_WHAT YOU WILL DO_
Extract all of the entries and set them down verbatim.

_SUPPLIED MATERIAL_
• • • • • • •
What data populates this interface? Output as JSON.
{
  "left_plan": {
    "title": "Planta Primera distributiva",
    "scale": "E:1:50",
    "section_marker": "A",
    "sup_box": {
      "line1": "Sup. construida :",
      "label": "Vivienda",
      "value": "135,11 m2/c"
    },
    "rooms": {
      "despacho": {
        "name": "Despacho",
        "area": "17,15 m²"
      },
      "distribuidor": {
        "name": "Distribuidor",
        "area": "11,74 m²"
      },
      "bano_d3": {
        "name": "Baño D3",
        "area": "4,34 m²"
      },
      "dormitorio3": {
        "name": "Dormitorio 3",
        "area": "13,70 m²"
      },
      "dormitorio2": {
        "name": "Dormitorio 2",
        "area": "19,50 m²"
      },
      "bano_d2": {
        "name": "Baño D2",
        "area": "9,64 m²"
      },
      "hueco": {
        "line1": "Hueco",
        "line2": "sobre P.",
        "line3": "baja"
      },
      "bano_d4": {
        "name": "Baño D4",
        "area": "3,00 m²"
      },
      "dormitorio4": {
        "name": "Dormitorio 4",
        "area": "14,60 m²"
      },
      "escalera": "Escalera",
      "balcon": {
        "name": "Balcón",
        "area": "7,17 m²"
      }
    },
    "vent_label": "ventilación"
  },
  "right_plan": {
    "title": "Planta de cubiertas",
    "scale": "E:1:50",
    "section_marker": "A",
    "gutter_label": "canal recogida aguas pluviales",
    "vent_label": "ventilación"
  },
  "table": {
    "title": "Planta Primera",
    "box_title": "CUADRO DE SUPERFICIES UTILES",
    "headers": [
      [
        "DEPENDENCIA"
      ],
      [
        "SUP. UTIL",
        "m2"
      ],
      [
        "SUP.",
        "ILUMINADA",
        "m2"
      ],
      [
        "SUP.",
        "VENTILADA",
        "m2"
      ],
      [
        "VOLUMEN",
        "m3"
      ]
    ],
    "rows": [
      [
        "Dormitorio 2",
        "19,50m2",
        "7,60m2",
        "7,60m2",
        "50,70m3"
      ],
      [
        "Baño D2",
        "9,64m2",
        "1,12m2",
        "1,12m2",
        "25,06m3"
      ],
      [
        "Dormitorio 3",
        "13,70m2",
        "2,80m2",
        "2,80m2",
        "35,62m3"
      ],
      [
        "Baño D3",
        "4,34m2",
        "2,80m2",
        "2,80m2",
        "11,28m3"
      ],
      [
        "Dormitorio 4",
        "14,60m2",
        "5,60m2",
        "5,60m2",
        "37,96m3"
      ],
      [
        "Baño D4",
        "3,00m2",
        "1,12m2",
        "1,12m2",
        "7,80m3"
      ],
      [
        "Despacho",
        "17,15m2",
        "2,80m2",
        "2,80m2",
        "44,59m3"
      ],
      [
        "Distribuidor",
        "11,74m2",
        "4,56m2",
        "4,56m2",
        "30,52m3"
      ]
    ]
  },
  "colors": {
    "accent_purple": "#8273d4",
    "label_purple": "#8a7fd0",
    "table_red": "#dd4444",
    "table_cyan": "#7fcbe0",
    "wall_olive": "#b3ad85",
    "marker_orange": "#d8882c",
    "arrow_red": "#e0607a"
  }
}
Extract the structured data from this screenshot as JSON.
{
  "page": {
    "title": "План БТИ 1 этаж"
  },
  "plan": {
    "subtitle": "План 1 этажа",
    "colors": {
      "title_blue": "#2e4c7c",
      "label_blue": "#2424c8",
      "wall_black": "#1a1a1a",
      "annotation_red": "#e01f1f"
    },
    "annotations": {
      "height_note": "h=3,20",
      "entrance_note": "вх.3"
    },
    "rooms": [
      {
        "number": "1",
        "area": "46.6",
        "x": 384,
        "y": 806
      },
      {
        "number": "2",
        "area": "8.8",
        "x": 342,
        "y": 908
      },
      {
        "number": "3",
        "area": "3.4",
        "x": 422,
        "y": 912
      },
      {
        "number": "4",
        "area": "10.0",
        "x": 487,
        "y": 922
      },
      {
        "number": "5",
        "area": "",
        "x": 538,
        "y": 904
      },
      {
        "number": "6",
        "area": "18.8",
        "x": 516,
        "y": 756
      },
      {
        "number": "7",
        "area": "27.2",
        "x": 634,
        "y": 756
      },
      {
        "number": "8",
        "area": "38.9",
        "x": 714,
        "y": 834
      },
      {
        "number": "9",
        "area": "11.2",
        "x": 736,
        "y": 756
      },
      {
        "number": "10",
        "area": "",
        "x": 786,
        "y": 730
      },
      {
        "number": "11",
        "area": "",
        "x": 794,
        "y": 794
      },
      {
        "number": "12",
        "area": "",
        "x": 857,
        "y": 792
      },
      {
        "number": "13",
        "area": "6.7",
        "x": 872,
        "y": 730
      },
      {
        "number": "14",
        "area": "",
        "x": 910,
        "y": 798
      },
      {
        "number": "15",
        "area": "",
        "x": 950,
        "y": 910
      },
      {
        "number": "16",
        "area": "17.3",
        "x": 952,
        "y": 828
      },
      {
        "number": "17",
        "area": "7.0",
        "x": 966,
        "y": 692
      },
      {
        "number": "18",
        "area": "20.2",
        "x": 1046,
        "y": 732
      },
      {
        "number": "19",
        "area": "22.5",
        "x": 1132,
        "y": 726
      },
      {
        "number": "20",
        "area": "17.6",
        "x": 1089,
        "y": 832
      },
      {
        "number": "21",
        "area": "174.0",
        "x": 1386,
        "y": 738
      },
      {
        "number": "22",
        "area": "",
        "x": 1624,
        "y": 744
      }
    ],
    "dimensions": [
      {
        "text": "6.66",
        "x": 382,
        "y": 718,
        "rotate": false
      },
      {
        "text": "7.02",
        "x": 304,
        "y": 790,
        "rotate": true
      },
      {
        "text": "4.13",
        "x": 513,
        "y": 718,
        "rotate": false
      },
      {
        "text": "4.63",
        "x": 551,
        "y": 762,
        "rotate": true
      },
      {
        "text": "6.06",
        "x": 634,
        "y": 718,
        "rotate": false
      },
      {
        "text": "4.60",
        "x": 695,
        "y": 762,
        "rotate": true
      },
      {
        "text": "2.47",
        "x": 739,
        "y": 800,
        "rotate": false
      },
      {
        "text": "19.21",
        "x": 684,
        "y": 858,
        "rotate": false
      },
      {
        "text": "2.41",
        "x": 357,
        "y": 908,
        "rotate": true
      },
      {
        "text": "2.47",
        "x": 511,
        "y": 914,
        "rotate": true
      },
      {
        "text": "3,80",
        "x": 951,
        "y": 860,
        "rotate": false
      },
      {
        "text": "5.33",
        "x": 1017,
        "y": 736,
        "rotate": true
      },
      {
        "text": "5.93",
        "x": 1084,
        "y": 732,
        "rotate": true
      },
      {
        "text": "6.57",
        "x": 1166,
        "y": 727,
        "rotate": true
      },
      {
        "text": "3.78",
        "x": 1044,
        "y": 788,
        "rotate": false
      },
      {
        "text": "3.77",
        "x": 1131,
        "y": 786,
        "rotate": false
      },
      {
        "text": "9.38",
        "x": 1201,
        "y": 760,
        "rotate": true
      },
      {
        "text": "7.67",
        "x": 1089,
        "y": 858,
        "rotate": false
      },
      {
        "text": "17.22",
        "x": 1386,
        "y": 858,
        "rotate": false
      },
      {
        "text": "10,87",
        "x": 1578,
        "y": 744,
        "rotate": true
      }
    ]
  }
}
• • • • • • •
_EXPECTED OUTPUT_
What data populates this interface? Output as JSON.
{
  "left_plan": {
    "title": "Planta Primera distributiva",
    "scale": "E:1:50",
    "section_marker": "A",
    "sup_box": {
      "line1": "Sup. construida :",
      "label": "Vivienda",
      "value": "135,11 m2/c"
    },
    "rooms": {
      "despacho": {
        "name": "Despacho",
        "area": "17,15 m²"
      },
      "distribuidor": {
        "name": "Distribuidor",
        "area": "11,74 m²"
      },
      "bano_d3": {
        "name": "Baño D3",
        "area": "4,34 m²"
      },
      "dormitorio3": {
        "name": "Dormitorio 3",
        "area": "13,70 m²"
      },
      "dormitorio2": {
        "name": "Dormitorio 2",
        "area": "19,50 m²"
      },
      "bano_d2": {
        "name": "Baño D2",
        "area": "9,64 m²"
      },
      "hueco": {
        "line1": "Hueco",
        "line2": "sobre P.",
        "line3": "baja"
      },
      "bano_d4": {
        "name": "Baño D4",
        "area": "3,00 m²"
      },
      "dormitorio4": {
        "name": "Dormitorio 4",
        "area": "14,60 m²"
      },
      "escalera": "Escalera",
      "balcon": {
        "name": "Balcón",
        "area": "7,17 m²"
      }
    },
    "vent_label": "ventilación"
  },
  "right_plan": {
    "title": "Planta de cubiertas",
    "scale": "E:1:50",
    "section_marker": "A",
    "gutter_label": "canal recogida aguas pluviales",
    "vent_label": "ventilación"
  },
  "table": {
    "title": "Planta Primera",
    "box_title": "CUADRO DE SUPERFICIES UTILES",
    "headers": [
      [
        "DEPENDENCIA"
      ],
      [
        "SUP. UTIL",
        "m2"
      ],
      [
        "SUP.",
        "ILUMINADA",
        "m2"
      ],
      [
        "SUP.",
        "VENTILADA",
        "m2"
      ],
      [
        "VOLUMEN",
        "m3"
      ]
    ],
    "rows": [
      [
        "Dormitorio 2",
        "19,50m2",
        "7,60m2",
        "7,60m2",
        "50,70m3"
      ],
      [
        "Baño D2",
        "9,64m2",
        "1,12m2",
        "1,12m2",
        "25,06m3"
      ],
      [
        "Dormitorio 3",
        "13,70m2",
        "2,80m2",
        "2,80m2",
        "35,62m3"
      ],
      [
        "Baño D3",
        "4,34m2",
        "2,80m2",
        "2,80m2",
        "11,28m3"
      ],
      [
        "Dormitorio 4",
        "14,60m2",
        "5,60m2",
        "5,60m2",
        "37,96m3"
      ],
      [
        "Baño D4",
        "3,00m2",
        "1,12m2",
        "1,12m2",
        "7,80m3"
      ],
      [
        "Despacho",
        "17,15m2",
        "2,80m2",
        "2,80m2",
        "44,59m3"
      ],
      [
        "Distribuidor",
        "11,74m2",
        "4,56m2",
        "4,56m2",
        "30,52m3"
      ]
    ]
  },
  "colors": {
    "accent_purple": "#8273d4",
    "label_purple": "#8a7fd0",
    "table_red": "#dd4444",
    "table_cyan": "#7fcbe0",
    "wall_olive": "#b3ad85",
    "marker_orange": "#d8882c",
    "arrow_red": "#e0607a"
  }
}
Extract the structured data from this screenshot as JSON.
{
  "page": {
    "title": "План БТИ 1 этаж"
  },
  "plan": {
    "subtitle": "План 1 этажа",
    "colors": {
      "title_blue": "#2e4c7c",
      "label_blue": "#2424c8",
      "wall_black": "#1a1a1a",
      "annotation_red": "#e01f1f"
    },
    "annotations": {
      "height_note": "h=3,20",
      "entrance_note": "вх.3"
    },
    "rooms": [
      {
        "number": "1",
        "area": "46.6",
        "x": 384,
        "y": 806
      },
      {
        "number": "2",
        "area": "8.8",
        "x": 342,
        "y": 908
      },
      {
        "number": "3",
        "area": "3.4",
        "x": 422,
        "y": 912
      },
      {
        "number": "4",
        "area": "10.0",
        "x": 487,
        "y": 922
      },
      {
        "number": "5",
        "area": "",
        "x": 538,
        "y": 904
      },
      {
        "number": "6",
        "area": "18.8",
        "x": 516,
        "y": 756
      },
      {
        "number": "7",
        "area": "27.2",
        "x": 634,
        "y": 756
      },
      {
        "number": "8",
        "area": "38.9",
        "x": 714,
        "y": 834
      },
      {
        "number": "9",
        "area": "11.2",
        "x": 736,
        "y": 756
      },
      {
        "number": "10",
        "area": "",
        "x": 786,
        "y": 730
      },
      {
        "number": "11",
        "area": "",
        "x": 794,
        "y": 794
      },
      {
        "number": "12",
        "area": "",
        "x": 857,
        "y": 792
      },
      {
        "number": "13",
        "area": "6.7",
        "x": 872,
        "y": 730
      },
      {
        "number": "14",
        "area": "",
        "x": 910,
        "y": 798
      },
      {
        "number": "15",
        "area": "",
        "x": 950,
        "y": 910
      },
      {
        "number": "16",
        "area": "17.3",
        "x": 952,
        "y": 828
      },
      {
        "number": "17",
        "area": "7.0",
        "x": 966,
        "y": 692
      },
      {
        "number": "18",
        "area": "20.2",
        "x": 1046,
        "y": 732
      },
      {
        "number": "19",
        "area": "22.5",
        "x": 1132,
        "y": 726
      },
      {
        "number": "20",
        "area": "17.6",
        "x": 1089,
        "y": 832
      },
      {
        "number": "21",
        "area": "174.0",
        "x": 1386,
        "y": 738
      },
      {
        "number": "22",
        "area": "",
        "x": 1624,
        "y": 744
      }
    ],
    "dimensions": [
      {
        "text": "6.66",
        "x": 382,
        "y": 718,
        "rotate": false
      },
      {
        "text": "7.02",
        "x": 304,
        "y": 790,
        "rotate": true
      },
      {
        "text": "4.13",
        "x": 513,
        "y": 718,
        "rotate": false
      },
      {
        "text": "4.63",
        "x": 551,
        "y": 762,
        "rotate": true
      },
      {
        "text": "6.06",
        "x": 634,
        "y": 718,
        "rotate": false
      },
      {
        "text": "4.60",
        "x": 695,
        "y": 762,
        "rotate": true
      },
      {
        "text": "2.47",
        "x": 739,
        "y": 800,
        "rotate": false
      },
      {
        "text": "19.21",
        "x": 684,
        "y": 858,
        "rotate": false
      },
      {
        "text": "2.41",
        "x": 357,
        "y": 908,
        "rotate": true
      },
      {
        "text": "2.47",
        "x": 511,
        "y": 914,
        "rotate": true
      },
      {
        "text": "3,80",
        "x": 951,
        "y": 860,
        "rotate": false
      },
      {
        "text": "5.33",
        "x": 1017,
        "y": 736,
        "rotate": true
      },
      {
        "text": "5.93",
        "x": 1084,
        "y": 732,
        "rotate": true
      },
      {
        "text": "6.57",
        "x": 1166,
        "y": 727,
        "rotate": true
      },
      {
        "text": "3.78",
        "x": 1044,
        "y": 788,
        "rotate": false
      },
      {
        "text": "3.77",
        "x": 1131,
        "y": 786,
        "rotate": false
      },
      {
        "text": "9.38",
        "x": 1201,
        "y": 760,
        "rotate": true
      },
      {
        "text": "7.67",
        "x": 1089,
        "y": 858,
        "rotate": false
      },
      {
        "text": "17.22",
        "x": 1386,
        "y": 858,
        "rotate": false
      },
      {
        "text": "10,87",
        "x": 1578,
        "y": 744,
        "rotate": true
      }
    ]
  }
}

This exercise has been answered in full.